Copy out the listing that follows, exactly, without its pictures.

----------------------------------------

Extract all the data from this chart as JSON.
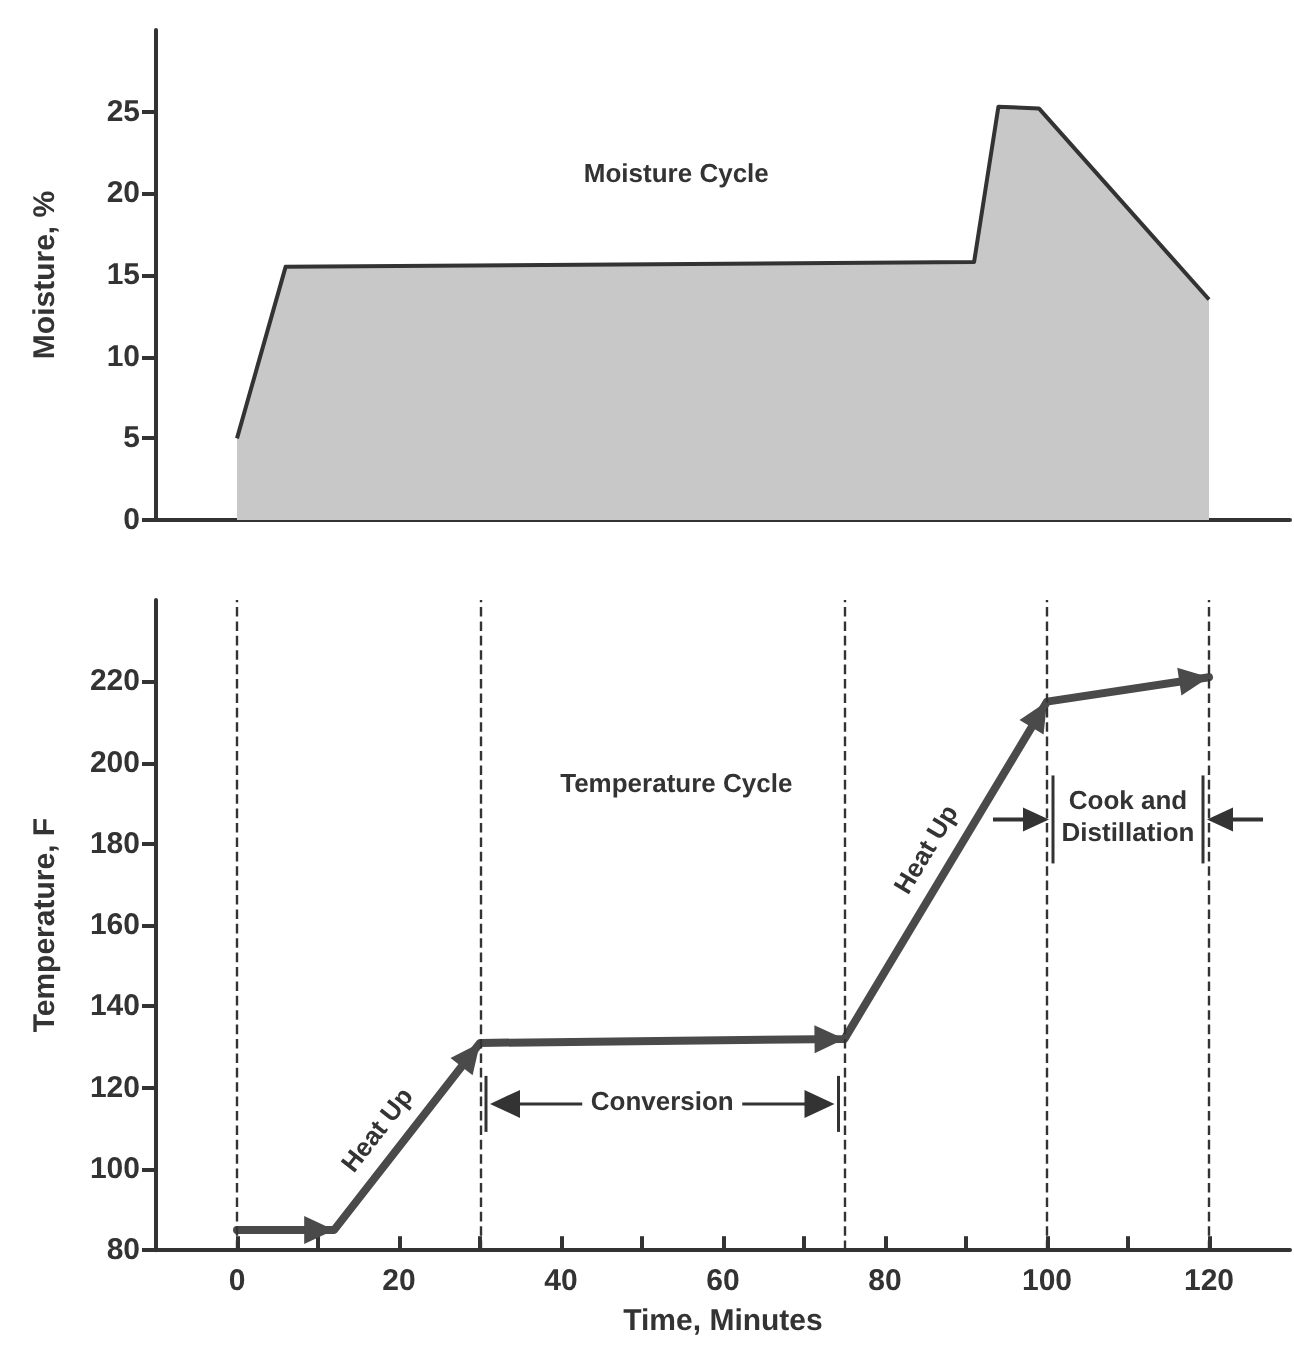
{
  "chart_data": [
    {
      "type": "area",
      "title": "Moisture Cycle",
      "ylabel": "Moisture, %",
      "x": [
        0,
        6,
        91,
        94,
        99,
        120
      ],
      "values": [
        5,
        15.5,
        15.8,
        25.3,
        25.2,
        13.5
      ],
      "color": "#c8c8c8",
      "xlim": [
        -10,
        130
      ],
      "ylim": [
        0,
        30
      ],
      "yticks": [
        0,
        5,
        10,
        15,
        20,
        25
      ],
      "tick_labels": "y",
      "marker": "none"
    },
    {
      "type": "line",
      "title": "Temperature Cycle",
      "xlabel": "Time, Minutes",
      "ylabel": "Temperature, F",
      "x": [
        0,
        12,
        30,
        75,
        100,
        120
      ],
      "values": [
        85,
        85,
        131,
        132,
        215,
        221
      ],
      "color": "#4a4a4a",
      "xlim": [
        -10,
        130
      ],
      "ylim": [
        80,
        240
      ],
      "xticks": [
        0,
        {
          "value": 10,
          "label": null
        },
        20,
        {
          "value": 30,
          "label": null
        },
        40,
        {
          "value": 50,
          "label": null
        },
        60,
        {
          "value": 70,
          "label": null
        },
        80,
        {
          "value": 90,
          "label": null
        },
        100,
        {
          "value": 110,
          "label": null
        },
        120
      ],
      "yticks": [
        80,
        100,
        120,
        140,
        160,
        180,
        200,
        220
      ],
      "marker": "none",
      "line_style": "solid",
      "ref_lines": [
        {
          "axis": "x",
          "value": 0,
          "line_style": "dashed"
        },
        {
          "axis": "x",
          "value": 30,
          "line_style": "dashed"
        },
        {
          "axis": "x",
          "value": 75,
          "line_style": "dashed"
        },
        {
          "axis": "x",
          "value": 100,
          "line_style": "dashed"
        },
        {
          "axis": "x",
          "value": 120,
          "line_style": "dashed"
        }
      ],
      "annotations": [
        {
          "text": "Heat Up",
          "x": 20,
          "y": 106
        },
        "Conversion",
        {
          "text": "Heat Up",
          "x": 88,
          "y": 176
        },
        {
          "text": "Cook and Distillation",
          "x": 100,
          "y": 186
        }
      ]
    }
  ]
}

----------------------------------------

## Expected answer
Extract all the data from this chart as JSON.
{
  "chart_data": [
    {
      "type": "area",
      "title": "Moisture Cycle",
      "ylabel": "Moisture, %",
      "x": [
        0,
        6,
        91,
        94,
        99,
        120
      ],
      "values": [
        5,
        15.5,
        15.8,
        25.3,
        25.2,
        13.5
      ],
      "color": "#c8c8c8",
      "xlim": [
        -10,
        130
      ],
      "ylim": [
        0,
        30
      ],
      "yticks": [
        0,
        5,
        10,
        15,
        20,
        25
      ],
      "tick_labels": "y",
      "marker": "none"
    },
    {
      "type": "line",
      "title": "Temperature Cycle",
      "xlabel": "Time, Minutes",
      "ylabel": "Temperature, F",
      "x": [
        0,
        12,
        30,
        75,
        100,
        120
      ],
      "values": [
        85,
        85,
        131,
        132,
        215,
        221
      ],
      "color": "#4a4a4a",
      "xlim": [
        -10,
        130
      ],
      "ylim": [
        80,
        240
      ],
      "xticks": [
        0,
        {
          "value": 10,
          "label": null
        },
        20,
        {
          "value": 30,
          "label": null
        },
        40,
        {
          "value": 50,
          "label": null
        },
        60,
        {
          "value": 70,
          "label": null
        },
        80,
        {
          "value": 90,
          "label": null
        },
        100,
        {
          "value": 110,
          "label": null
        },
        120
      ],
      "yticks": [
        80,
        100,
        120,
        140,
        160,
        180,
        200,
        220
      ],
      "marker": "none",
      "line_style": "solid",
      "ref_lines": [
        {
          "axis": "x",
          "value": 0,
          "line_style": "dashed"
        },
        {
          "axis": "x",
          "value": 30,
          "line_style": "dashed"
        },
        {
          "axis": "x",
          "value": 75,
          "line_style": "dashed"
        },
        {
          "axis": "x",
          "value": 100,
          "line_style": "dashed"
        },
        {
          "axis": "x",
          "value": 120,
          "line_style": "dashed"
        }
      ],
      "annotations": [
        {
          "text": "Heat Up",
          "x": 20,
          "y": 106
        },
        "Conversion",
        {
          "text": "Heat Up",
          "x": 88,
          "y": 176
        },
        {
          "text": "Cook and Distillation",
          "x": 100,
          "y": 186
        }
      ]
    }
  ]
}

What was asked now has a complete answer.